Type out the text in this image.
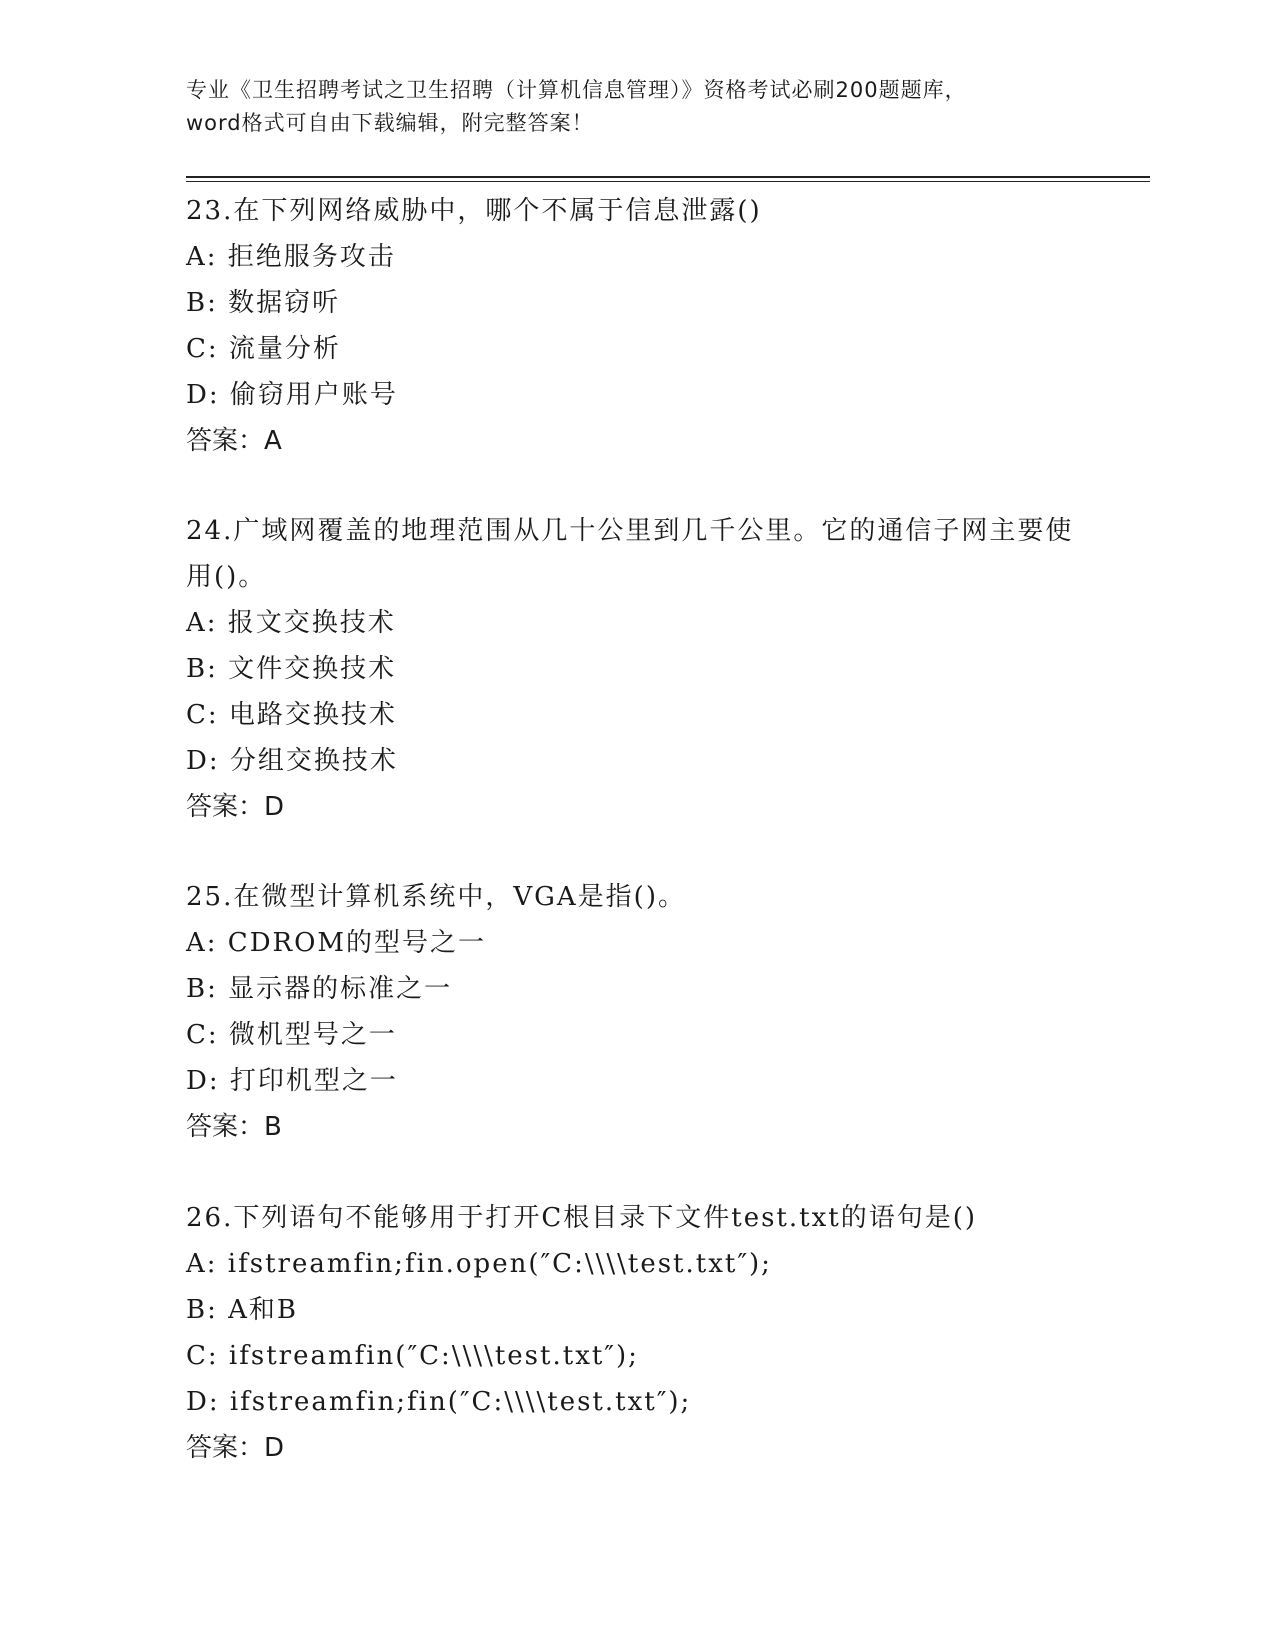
专业《卫生招聘考试之卫生招聘（计算机信息管理）》资格考试必刷200题题库，
word格式可自由下载编辑，附完整答案！

23.在下列网络威胁中，哪个不属于信息泄露()

A: 拒绝服务攻击

B: 数据窃听

C: 流量分析

D: 偷窃用户账号

答案：A

24.广域网覆盖的地理范围从几十公里到几千公里。它的通信子网主要使用()。

A: 报文交换技术

B: 文件交换技术

C: 电路交换技术

D: 分组交换技术

答案：D

25.在微型计算机系统中，VGA是指()。

A: CDROM的型号之一

B: 显示器的标准之一

C: 微机型号之一

D: 打印机型之一

答案：B

26.下列语句不能够用于打开C根目录下文件test.txt的语句是()

A: ifstreamfin;fin.open(″C:\\\\test.txt″);

B: A和B

C: ifstreamfin(″C:\\\\test.txt″);

D: ifstreamfin;fin(″C:\\\\test.txt″);

答案：D
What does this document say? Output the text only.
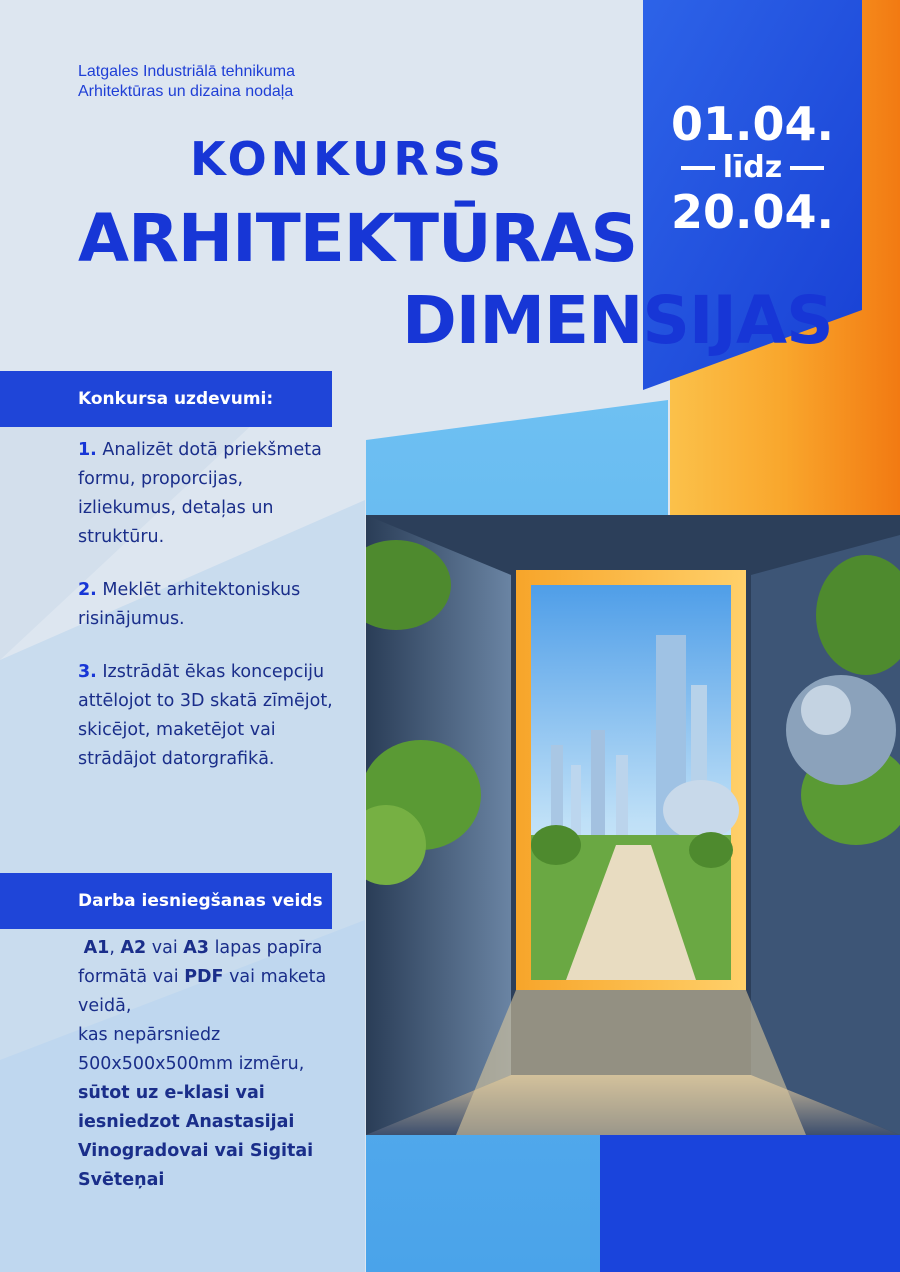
Latgales Industriālā tehnikuma
Arhitektūras un dizaina nodaļa
KONKURSS
ARHITEKTŪRAS
DIMENSIJAS
01.04.
līdz
20.04.
Konkursa uzdevumi:

1. Analizēt dotā priekšmeta formu, proporcijas, izliekumus, detaļas un struktūru.

2. Meklēt arhitektoniskus risinājumus.

3. Izstrādāt ēkas koncepciju attēlojot to 3D skatā zīmējot, skicējot, maketējot vai strādājot datorgrafikā.

Darba iesniegšanas veids

A1, A2 vai A3 lapas papīra formātā vai PDF vai maketa veidā,

kas nepārsniedz 500x500x500mm izmēru,

sūtot uz e-klasi vai iesniedzot Anastasijai Vinogradovai vai Sigitai Svēteņai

- _GIVEN INSTRUCTION_: Lines holding the word "text" in the entries above are the ones to pull out. Copy them all.

- _REPLY_:
Type out the text in this image.
What does this document say? Output the text only.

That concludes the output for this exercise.